Don't copy the pictures; return every other part of the records exactly.

Part of a data file:
|---|
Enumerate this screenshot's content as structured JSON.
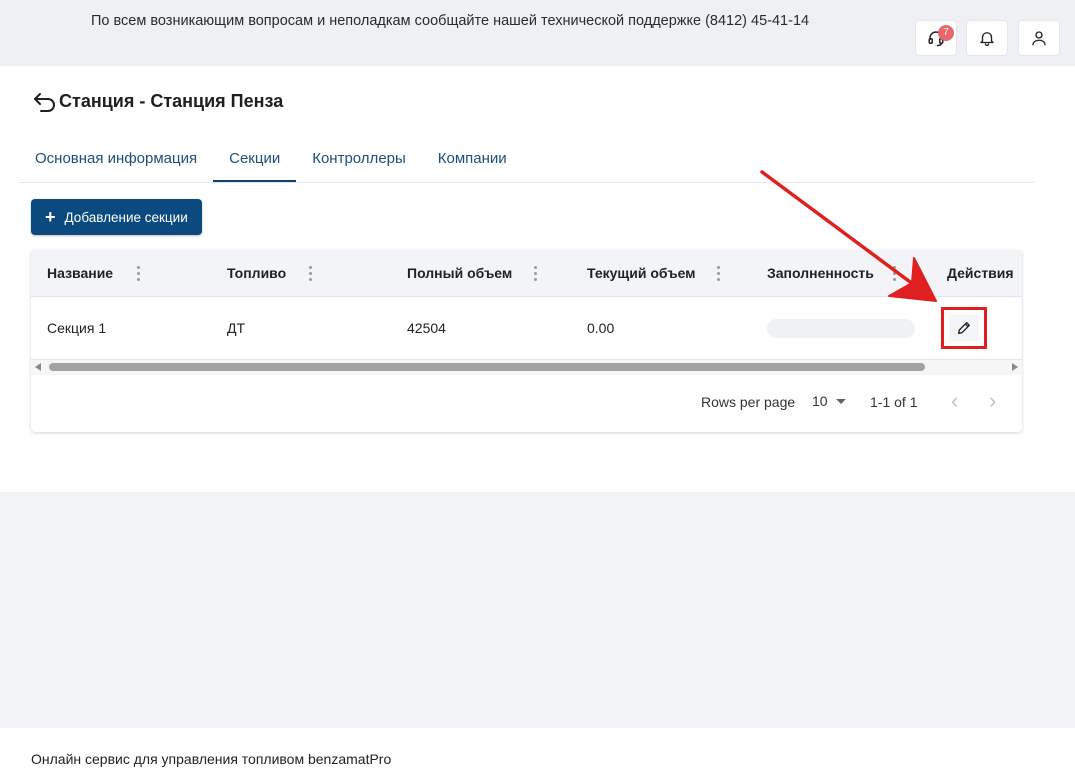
{
  "header": {
    "notice": "По всем возникающим вопросам и неполадкам сообщайте нашей технической поддержке (8412) 45-41-14",
    "support_badge": "7",
    "icons": [
      "headset-icon",
      "bell-icon",
      "user-icon"
    ]
  },
  "page": {
    "title": "Станция - Станция Пенза",
    "tabs": [
      {
        "label": "Основная информация",
        "active": false
      },
      {
        "label": "Секции",
        "active": true
      },
      {
        "label": "Контроллеры",
        "active": false
      },
      {
        "label": "Компании",
        "active": false
      }
    ],
    "add_button": "Добавление секции"
  },
  "table": {
    "columns": [
      "Название",
      "Топливо",
      "Полный объем",
      "Текущий объем",
      "Заполненность",
      "Действия"
    ],
    "rows": [
      {
        "name": "Секция 1",
        "fuel": "ДТ",
        "full_volume": "42504",
        "current_volume": "0.00",
        "fill_fraction": 0
      }
    ]
  },
  "pagination": {
    "rows_per_page_label": "Rows per page",
    "rows_per_page_value": "10",
    "range": "1-1 of 1"
  },
  "footer": {
    "text": "Онлайн сервис для управления топливом benzamatPro"
  },
  "colors": {
    "primary": "#0b4a7f",
    "annotation": "#e02020",
    "badge": "#e5686e"
  }
}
|---|
● **EXPECTED OUTPUT**
Enumerate this screenshot's content as structured JSON.
{
  "header": {
    "notice": "По всем возникающим вопросам и неполадкам сообщайте нашей технической поддержке (8412) 45-41-14",
    "support_badge": "7",
    "icons": [
      "headset-icon",
      "bell-icon",
      "user-icon"
    ]
  },
  "page": {
    "title": "Станция - Станция Пенза",
    "tabs": [
      {
        "label": "Основная информация",
        "active": false
      },
      {
        "label": "Секции",
        "active": true
      },
      {
        "label": "Контроллеры",
        "active": false
      },
      {
        "label": "Компании",
        "active": false
      }
    ],
    "add_button": "Добавление секции"
  },
  "table": {
    "columns": [
      "Название",
      "Топливо",
      "Полный объем",
      "Текущий объем",
      "Заполненность",
      "Действия"
    ],
    "rows": [
      {
        "name": "Секция 1",
        "fuel": "ДТ",
        "full_volume": "42504",
        "current_volume": "0.00",
        "fill_fraction": 0
      }
    ]
  },
  "pagination": {
    "rows_per_page_label": "Rows per page",
    "rows_per_page_value": "10",
    "range": "1-1 of 1"
  },
  "footer": {
    "text": "Онлайн сервис для управления топливом benzamatPro"
  },
  "colors": {
    "primary": "#0b4a7f",
    "annotation": "#e02020",
    "badge": "#e5686e"
  }
}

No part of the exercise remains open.